→ **Goal**:
Your task is to locate every line holding the string "niños" and to copy each of them.

→ **Input**:

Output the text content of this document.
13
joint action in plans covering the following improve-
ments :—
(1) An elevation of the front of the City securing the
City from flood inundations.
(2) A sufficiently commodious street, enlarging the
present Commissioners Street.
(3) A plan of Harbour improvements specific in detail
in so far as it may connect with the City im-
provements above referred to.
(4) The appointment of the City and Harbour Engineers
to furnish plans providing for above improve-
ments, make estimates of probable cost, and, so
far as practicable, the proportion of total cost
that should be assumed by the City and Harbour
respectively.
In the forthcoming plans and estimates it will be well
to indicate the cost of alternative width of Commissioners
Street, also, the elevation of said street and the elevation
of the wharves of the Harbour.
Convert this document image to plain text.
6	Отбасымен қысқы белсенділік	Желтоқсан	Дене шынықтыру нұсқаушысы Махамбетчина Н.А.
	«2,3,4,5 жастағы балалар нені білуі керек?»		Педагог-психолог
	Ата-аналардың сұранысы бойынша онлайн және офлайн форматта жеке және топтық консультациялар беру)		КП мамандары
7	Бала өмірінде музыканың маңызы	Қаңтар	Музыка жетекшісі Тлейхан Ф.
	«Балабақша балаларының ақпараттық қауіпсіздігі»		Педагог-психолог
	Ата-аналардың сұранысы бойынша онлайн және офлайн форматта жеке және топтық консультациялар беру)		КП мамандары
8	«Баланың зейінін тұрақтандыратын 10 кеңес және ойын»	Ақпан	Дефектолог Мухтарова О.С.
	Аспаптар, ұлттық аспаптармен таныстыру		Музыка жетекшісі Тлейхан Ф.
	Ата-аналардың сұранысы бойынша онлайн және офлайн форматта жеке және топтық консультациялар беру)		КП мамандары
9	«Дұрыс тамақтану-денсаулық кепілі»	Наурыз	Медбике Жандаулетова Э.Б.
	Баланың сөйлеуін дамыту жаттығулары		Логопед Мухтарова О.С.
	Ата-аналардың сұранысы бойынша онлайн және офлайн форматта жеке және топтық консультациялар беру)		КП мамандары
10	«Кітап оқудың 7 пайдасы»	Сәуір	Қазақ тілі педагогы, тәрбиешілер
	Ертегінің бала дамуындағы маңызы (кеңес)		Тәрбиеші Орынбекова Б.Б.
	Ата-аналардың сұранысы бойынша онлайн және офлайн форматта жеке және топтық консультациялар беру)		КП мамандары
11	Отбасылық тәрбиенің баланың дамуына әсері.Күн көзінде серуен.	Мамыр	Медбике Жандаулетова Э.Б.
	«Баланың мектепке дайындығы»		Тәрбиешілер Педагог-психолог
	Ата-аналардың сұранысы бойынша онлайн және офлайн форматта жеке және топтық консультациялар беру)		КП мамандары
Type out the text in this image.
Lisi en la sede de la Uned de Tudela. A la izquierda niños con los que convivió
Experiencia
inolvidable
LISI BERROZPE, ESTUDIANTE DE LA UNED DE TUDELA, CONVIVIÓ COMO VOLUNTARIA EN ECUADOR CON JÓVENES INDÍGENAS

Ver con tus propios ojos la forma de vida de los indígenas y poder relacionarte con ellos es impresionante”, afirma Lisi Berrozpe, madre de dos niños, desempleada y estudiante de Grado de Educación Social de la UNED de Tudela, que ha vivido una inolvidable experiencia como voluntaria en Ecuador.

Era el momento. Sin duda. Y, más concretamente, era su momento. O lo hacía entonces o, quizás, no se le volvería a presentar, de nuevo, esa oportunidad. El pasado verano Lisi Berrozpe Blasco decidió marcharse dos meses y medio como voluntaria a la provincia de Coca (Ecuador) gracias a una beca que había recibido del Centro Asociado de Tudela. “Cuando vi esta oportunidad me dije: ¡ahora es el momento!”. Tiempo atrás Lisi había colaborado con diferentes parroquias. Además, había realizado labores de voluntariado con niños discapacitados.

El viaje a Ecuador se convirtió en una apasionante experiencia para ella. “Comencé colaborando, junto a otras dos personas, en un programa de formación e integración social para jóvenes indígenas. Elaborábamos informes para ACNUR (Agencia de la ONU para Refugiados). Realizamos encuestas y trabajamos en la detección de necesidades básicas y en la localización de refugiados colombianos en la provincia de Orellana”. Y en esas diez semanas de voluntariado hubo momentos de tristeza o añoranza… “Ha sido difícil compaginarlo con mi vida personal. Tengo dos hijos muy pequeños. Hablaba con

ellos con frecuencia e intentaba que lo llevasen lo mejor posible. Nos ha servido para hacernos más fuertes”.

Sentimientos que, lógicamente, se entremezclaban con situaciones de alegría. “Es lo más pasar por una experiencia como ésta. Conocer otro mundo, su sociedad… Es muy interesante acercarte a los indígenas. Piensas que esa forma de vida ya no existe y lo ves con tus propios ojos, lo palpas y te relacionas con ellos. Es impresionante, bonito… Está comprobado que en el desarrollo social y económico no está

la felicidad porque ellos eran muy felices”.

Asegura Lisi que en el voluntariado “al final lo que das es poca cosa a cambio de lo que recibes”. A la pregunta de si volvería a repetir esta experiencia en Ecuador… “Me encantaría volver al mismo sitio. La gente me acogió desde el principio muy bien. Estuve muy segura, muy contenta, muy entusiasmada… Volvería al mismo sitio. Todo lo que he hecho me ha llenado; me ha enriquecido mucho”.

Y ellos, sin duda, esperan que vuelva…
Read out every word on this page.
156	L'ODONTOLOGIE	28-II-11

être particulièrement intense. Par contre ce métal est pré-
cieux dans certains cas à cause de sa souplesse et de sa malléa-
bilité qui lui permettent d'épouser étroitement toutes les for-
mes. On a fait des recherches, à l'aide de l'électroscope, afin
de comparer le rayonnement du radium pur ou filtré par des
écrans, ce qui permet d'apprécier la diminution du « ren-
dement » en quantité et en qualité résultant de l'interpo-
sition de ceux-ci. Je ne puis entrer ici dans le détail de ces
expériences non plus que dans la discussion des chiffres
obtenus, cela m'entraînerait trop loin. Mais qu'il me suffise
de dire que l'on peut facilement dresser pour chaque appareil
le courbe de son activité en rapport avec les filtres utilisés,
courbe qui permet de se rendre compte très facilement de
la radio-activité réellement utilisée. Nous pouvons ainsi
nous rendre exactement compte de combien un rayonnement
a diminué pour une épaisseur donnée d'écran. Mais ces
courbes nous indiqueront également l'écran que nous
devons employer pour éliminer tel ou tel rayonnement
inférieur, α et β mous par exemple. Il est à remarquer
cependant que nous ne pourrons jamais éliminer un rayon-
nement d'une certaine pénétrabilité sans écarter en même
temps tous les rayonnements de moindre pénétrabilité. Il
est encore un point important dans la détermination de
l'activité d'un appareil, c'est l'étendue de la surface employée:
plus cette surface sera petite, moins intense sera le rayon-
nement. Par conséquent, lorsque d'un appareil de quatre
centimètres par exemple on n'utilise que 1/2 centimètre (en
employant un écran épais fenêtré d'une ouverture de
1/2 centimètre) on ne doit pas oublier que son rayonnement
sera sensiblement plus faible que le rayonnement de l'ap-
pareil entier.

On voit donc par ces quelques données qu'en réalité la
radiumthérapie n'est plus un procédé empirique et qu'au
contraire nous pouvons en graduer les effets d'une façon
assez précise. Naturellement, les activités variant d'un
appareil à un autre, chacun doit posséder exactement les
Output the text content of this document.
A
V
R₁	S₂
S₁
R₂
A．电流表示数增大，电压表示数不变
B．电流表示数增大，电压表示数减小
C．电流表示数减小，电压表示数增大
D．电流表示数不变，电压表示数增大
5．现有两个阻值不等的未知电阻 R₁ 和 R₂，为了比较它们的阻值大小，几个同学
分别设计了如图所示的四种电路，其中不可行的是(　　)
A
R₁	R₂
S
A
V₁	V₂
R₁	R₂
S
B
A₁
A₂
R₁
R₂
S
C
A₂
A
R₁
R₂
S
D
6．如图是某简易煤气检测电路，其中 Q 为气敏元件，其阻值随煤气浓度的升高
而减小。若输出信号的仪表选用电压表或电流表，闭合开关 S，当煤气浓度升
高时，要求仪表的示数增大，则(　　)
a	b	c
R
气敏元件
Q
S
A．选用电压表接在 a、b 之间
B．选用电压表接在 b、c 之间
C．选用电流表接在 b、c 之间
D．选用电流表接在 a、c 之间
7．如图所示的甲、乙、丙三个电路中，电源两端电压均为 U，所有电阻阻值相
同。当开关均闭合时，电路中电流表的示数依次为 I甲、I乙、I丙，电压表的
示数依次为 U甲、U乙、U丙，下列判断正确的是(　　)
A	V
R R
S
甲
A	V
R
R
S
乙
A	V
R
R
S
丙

→ **Reply to the exercise**:
Lisi en la sede de la Uned de Tudela. A la izquierda niños con los que convivió
Ver con tus propios ojos la forma de vida de los indígenas y poder relacionarte con ellos es impresionante”, afirma Lisi Berrozpe, madre de dos niños, desempleada y estudiante de Grado de Educación Social de la UNED de Tudela, que ha vivido una inolvidable experiencia como voluntaria en Ecuador.
Era el momento. Sin duda. Y, más concretamente, era su momento. O lo hacía entonces o, quizás, no se le volvería a presentar, de nuevo, esa oportunidad. El pasado verano Lisi Berrozpe Blasco decidió marcharse dos meses y medio como voluntaria a la provincia de Coca (Ecuador) gracias a una beca que había recibido del Centro Asociado de Tudela. “Cuando vi esta oportunidad me dije: ¡ahora es el momento!”. Tiempo atrás Lisi había colaborado con diferentes parroquias. Además, había realizado labores de voluntariado con niños discapacitados.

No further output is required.